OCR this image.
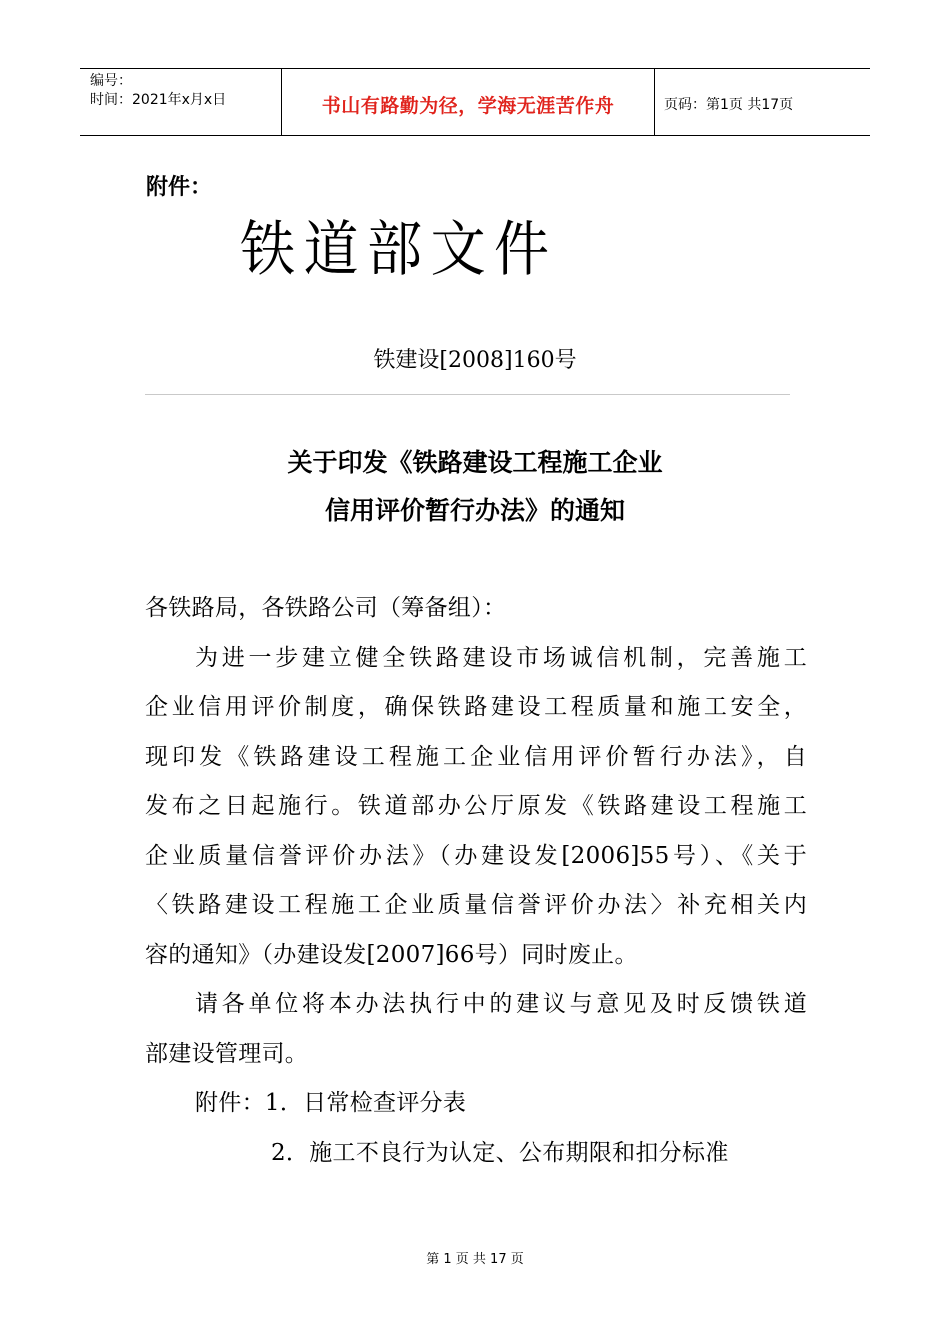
编号：
时间：2021年x月x日	书山有路勤为径，学海无涯苦作舟	页码：第1页 共17页
附件：
铁道部文件
铁建设[2008]160号
关于印发《铁路建设工程施工企业
信用评价暂行办法》的通知
各铁路局，各铁路公司（筹备组）：
为进一步建立健全铁路建设市场诚信机制，完善施工
企业信用评价制度，确保铁路建设工程质量和施工安全，
现印发《铁路建设工程施工企业信用评价暂行办法》，自
发布之日起施行。铁道部办公厅原发《铁路建设工程施工
企业质量信誉评价办法》（办建设发[2006]55号）、《关于
〈铁路建设工程施工企业质量信誉评价办法〉补充相关内
容的通知》（办建设发[2007]66号）同时废止。
请各单位将本办法执行中的建议与意见及时反馈铁道
部建设管理司。
附件：1．日常检查评分表
2．施工不良行为认定、公布期限和扣分标准
第 1 页 共 17 页
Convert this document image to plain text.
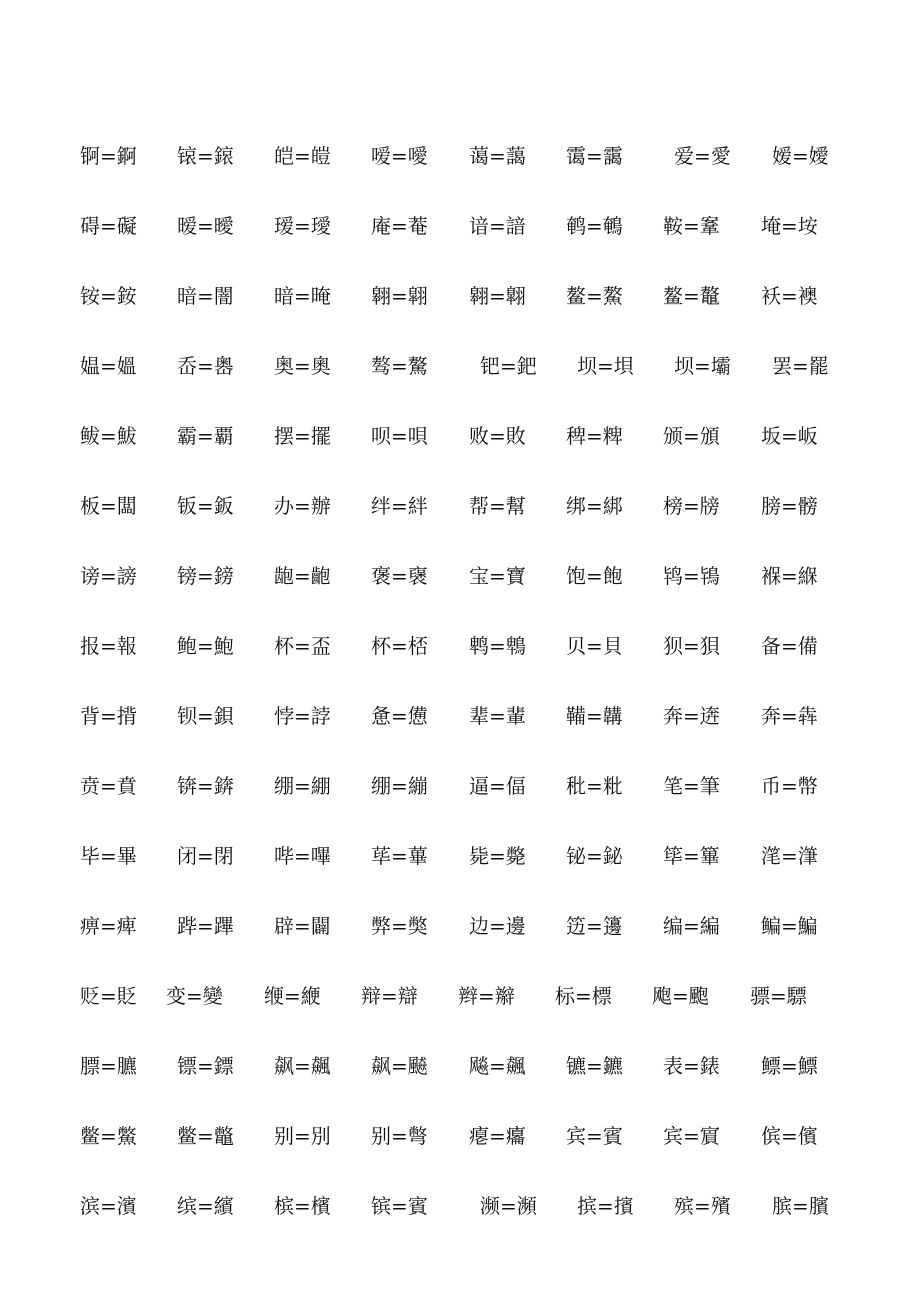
锕=錒 锿=鎄 皑=皚 嗳=噯 蔼=藹 霭=靄	爱=愛 嫒=嬡
碍=礙 暧=曖 瑷=璦 庵=菴 谙=諳 鹌=鵪 鞍=鞌 埯=垵
铵=銨 暗=闇 暗=晻 翱=翶 翱=翺 鳌=鰲 鳌=鼇 袄=襖
媪=媼 岙=嶴 奥=奧 骜=驁	钯=鈀 坝=垻 坝=壩 罢=罷
鲅=鮁 霸=覇 摆=擺 呗=唄 败=敗 稗=粺 颁=頒 坂=岅
板=闆 钣=鈑 办=辦 绊=絆 帮=幫 绑=綁 榜=牓 膀=髈
谤=謗 镑=鎊 龅=齙 褒=襃 宝=寶 饱=飽 鸨=鴇 褓=緥
报=報 鲍=鮑 杯=盃 杯=桮 鹎=鵯 贝=貝 狈=狽 备=備
背=揹 钡=鋇 悖=誖 惫=憊 辈=輩 鞴=韝 奔=逩 奔=犇
贲=賁 锛=錛 绷=綳 绷=繃 逼=偪 秕=粃 笔=筆 币=幣
毕=畢 闭=閉 哔=嗶 荜=蓽 毙=斃 铋=鉍 筚=篳 滗=潷
痹=痺 跸=蹕 辟=闢 弊=獘 边=邊 笾=籩 编=編 鳊=鯿
贬=貶 变=變 缏=緶 辩=辯 辫=辮 标=標 飑=颮 骠=驃
膘=臕 镖=鏢 飙=飆 飙=飇 飚=飆 镳=鑣 表=錶 鳔=鰾
鳖=鱉 鳖=鼈 别=別 别=彆 瘪=癟 宾=賓 宾=賔 傧=儐
滨=濱 缤=繽 槟=檳 镔=賓	濒=瀕 摈=擯 殡=殯 膑=臏
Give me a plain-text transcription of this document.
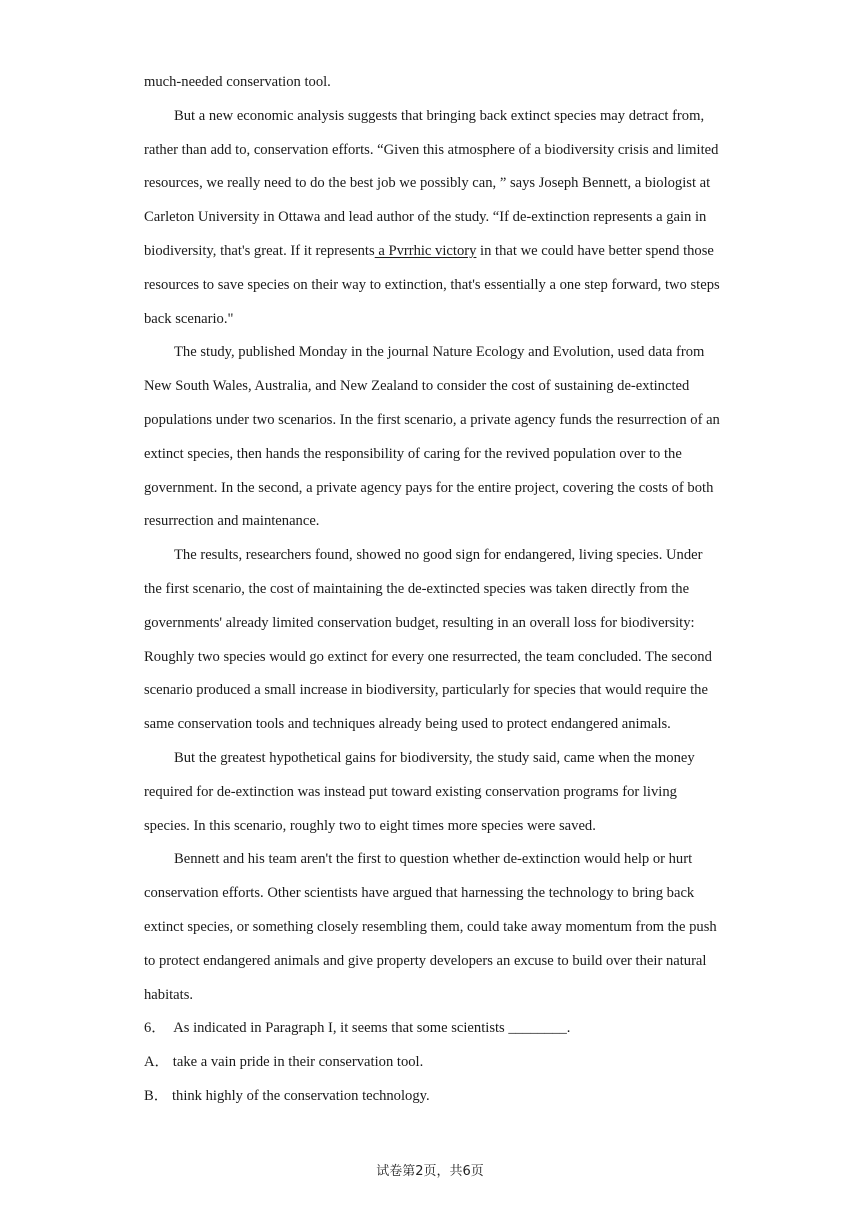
much-needed conservation tool.

But a new economic analysis suggests that bringing back extinct species may detract from, rather than add to, conservation efforts. “Given this atmosphere of a biodiversity crisis and limited resources, we really need to do the best job we possibly can, ” says Joseph Bennett, a biologist at Carleton University in Ottawa and lead author of the study. “If de-extinction represents a gain in biodiversity, that's great. If it represents a Pvrrhic victory in that we could have better spend those resources to save species on their way to extinction, that's essentially a one step forward, two steps back scenario."

The study, published Monday in the journal Nature Ecology and Evolution, used data from New South Wales, Australia, and New Zealand to consider the cost of sustaining de-extincted populations under two scenarios. In the first scenario, a private agency funds the resurrection of an extinct species, then hands the responsibility of caring for the revived population over to the government. In the second, a private agency pays for the entire project, covering the costs of both resurrection and maintenance.

The results, researchers found, showed no good sign for endangered, living species. Under the first scenario, the cost of maintaining the de-extincted species was taken directly from the governments' already limited conservation budget, resulting in an overall loss for biodiversity: Roughly two species would go extinct for every one resurrected, the team concluded. The second scenario produced a small increase in biodiversity, particularly for species that would require the same conservation tools and techniques already being used to protect endangered animals.

But the greatest hypothetical gains for biodiversity, the study said, came when the money required for de-extinction was instead put toward existing conservation programs for living species. In this scenario, roughly two to eight times more species were saved.

Bennett and his team aren't the first to question whether de-extinction would help or hurt conservation efforts. Other scientists have argued that harnessing the technology to bring back extinct species, or something closely resembling them, could take away momentum from the push to protect endangered animals and give property developers an excuse to build over their natural habitats.

6． As indicated in Paragraph I, it seems that some scientists ________.

A． take a vain pride in their conservation tool.

B． think highly of the conservation technology.

试卷第2页，共6页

::::

- **STATED PROBLEM**
Without the pictures, write out the whole listing above exactly as it appears.

- **OUTPUT BELOW**
OCR this image.
编号：
时间：2021年x月x日	书山有路勤为径，学海无涯苦作舟	页码：第1页 共17页
附件：
铁道部文件
铁建设[2008]160号
关于印发《铁路建设工程施工企业
信用评价暂行办法》的通知
各铁路局，各铁路公司（筹备组）：
为进一步建立健全铁路建设市场诚信机制，完善施工
企业信用评价制度，确保铁路建设工程质量和施工安全，
现印发《铁路建设工程施工企业信用评价暂行办法》，自
发布之日起施行。铁道部办公厅原发《铁路建设工程施工
企业质量信誉评价办法》（办建设发[2006]55号）、《关于
〈铁路建设工程施工企业质量信誉评价办法〉补充相关内
容的通知》（办建设发[2007]66号）同时废止。
请各单位将本办法执行中的建议与意见及时反馈铁道
部建设管理司。
附件：1．日常检查评分表
2．施工不良行为认定、公布期限和扣分标准
第 1 页 共 17 页
Convert this document image to plain text.
锕=錒 锿=鎄 皑=皚 嗳=噯 蔼=藹 霭=靄	爱=愛 嫒=嬡
碍=礙 暧=曖 瑷=璦 庵=菴 谙=諳 鹌=鵪 鞍=鞌 埯=垵
铵=銨 暗=闇 暗=晻 翱=翶 翱=翺 鳌=鰲 鳌=鼇 袄=襖
媪=媼 岙=嶴 奥=奧 骜=驁	钯=鈀 坝=垻 坝=壩 罢=罷
鲅=鮁 霸=覇 摆=擺 呗=唄 败=敗 稗=粺 颁=頒 坂=岅
板=闆 钣=鈑 办=辦 绊=絆 帮=幫 绑=綁 榜=牓 膀=髈
谤=謗 镑=鎊 龅=齙 褒=襃 宝=寶 饱=飽 鸨=鴇 褓=緥
报=報 鲍=鮑 杯=盃 杯=桮 鹎=鵯 贝=貝 狈=狽 备=備
背=揹 钡=鋇 悖=誖 惫=憊 辈=輩 鞴=韝 奔=逩 奔=犇
贲=賁 锛=錛 绷=綳 绷=繃 逼=偪 秕=粃 笔=筆 币=幣
毕=畢 闭=閉 哔=嗶 荜=蓽 毙=斃 铋=鉍 筚=篳 滗=潷
痹=痺 跸=蹕 辟=闢 弊=獘 边=邊 笾=籩 编=編 鳊=鯿
贬=貶 变=變 缏=緶 辩=辯 辫=辮 标=標 飑=颮 骠=驃
膘=臕 镖=鏢 飙=飆 飙=飇 飚=飆 镳=鑣 表=錶 鳔=鰾
鳖=鱉 鳖=鼈 别=別 别=彆 瘪=癟 宾=賓 宾=賔 傧=儐
滨=濱 缤=繽 槟=檳 镔=賓	濒=瀕 摈=擯 殡=殯 膑=臏
Give me a plain-text transcription of this document.
much-needed conservation tool.

But a new economic analysis suggests that bringing back extinct species may detract from, rather than add to, conservation efforts. “Given this atmosphere of a biodiversity crisis and limited resources, we really need to do the best job we possibly can, ” says Joseph Bennett, a biologist at Carleton University in Ottawa and lead author of the study. “If de-extinction represents a gain in biodiversity, that's great. If it represents a Pvrrhic victory in that we could have better spend those resources to save species on their way to extinction, that's essentially a one step forward, two steps back scenario."

The study, published Monday in the journal Nature Ecology and Evolution, used data from New South Wales, Australia, and New Zealand to consider the cost of sustaining de-extincted populations under two scenarios. In the first scenario, a private agency funds the resurrection of an extinct species, then hands the responsibility of caring for the revived population over to the government. In the second, a private agency pays for the entire project, covering the costs of both resurrection and maintenance.

The results, researchers found, showed no good sign for endangered, living species. Under the first scenario, the cost of maintaining the de-extincted species was taken directly from the governments' already limited conservation budget, resulting in an overall loss for biodiversity: Roughly two species would go extinct for every one resurrected, the team concluded. The second scenario produced a small increase in biodiversity, particularly for species that would require the same conservation tools and techniques already being used to protect endangered animals.

But the greatest hypothetical gains for biodiversity, the study said, came when the money required for de-extinction was instead put toward existing conservation programs for living species. In this scenario, roughly two to eight times more species were saved.

Bennett and his team aren't the first to question whether de-extinction would help or hurt conservation efforts. Other scientists have argued that harnessing the technology to bring back extinct species, or something closely resembling them, could take away momentum from the push to protect endangered animals and give property developers an excuse to build over their natural habitats.

6． As indicated in Paragraph I, it seems that some scientists ________.

A． take a vain pride in their conservation tool.

B． think highly of the conservation technology.

试卷第2页，共6页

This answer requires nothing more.